> **Material provided**
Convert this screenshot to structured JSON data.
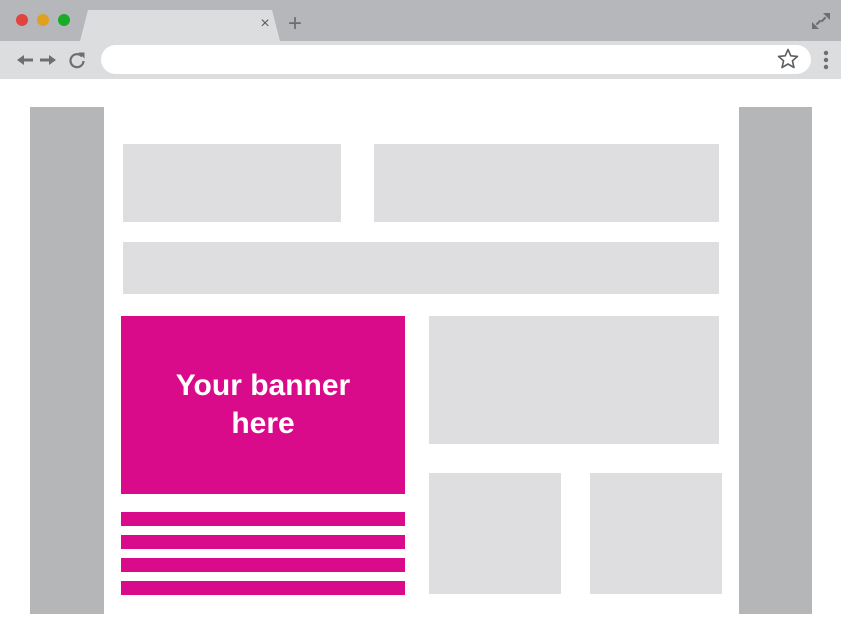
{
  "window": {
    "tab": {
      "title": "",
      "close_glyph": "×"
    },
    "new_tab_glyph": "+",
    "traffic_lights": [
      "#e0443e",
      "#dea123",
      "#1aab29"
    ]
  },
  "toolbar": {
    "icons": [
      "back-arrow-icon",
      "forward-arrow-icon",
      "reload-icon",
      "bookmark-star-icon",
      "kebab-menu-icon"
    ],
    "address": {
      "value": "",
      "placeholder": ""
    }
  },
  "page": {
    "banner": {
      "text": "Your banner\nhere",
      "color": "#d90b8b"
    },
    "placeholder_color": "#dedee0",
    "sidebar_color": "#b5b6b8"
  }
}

> **What is expected**
Copy the data exactly. Any picture it contains is to be omitted.

> **Result below**
Convert this screenshot to structured JSON data.
{
  "window": {
    "tab": {
      "title": "",
      "close_glyph": "×"
    },
    "new_tab_glyph": "+",
    "traffic_lights": [
      "#e0443e",
      "#dea123",
      "#1aab29"
    ]
  },
  "toolbar": {
    "icons": [
      "back-arrow-icon",
      "forward-arrow-icon",
      "reload-icon",
      "bookmark-star-icon",
      "kebab-menu-icon"
    ],
    "address": {
      "value": "",
      "placeholder": ""
    }
  },
  "page": {
    "banner": {
      "text": "Your banner\nhere",
      "color": "#d90b8b"
    },
    "placeholder_color": "#dedee0",
    "sidebar_color": "#b5b6b8"
  }
}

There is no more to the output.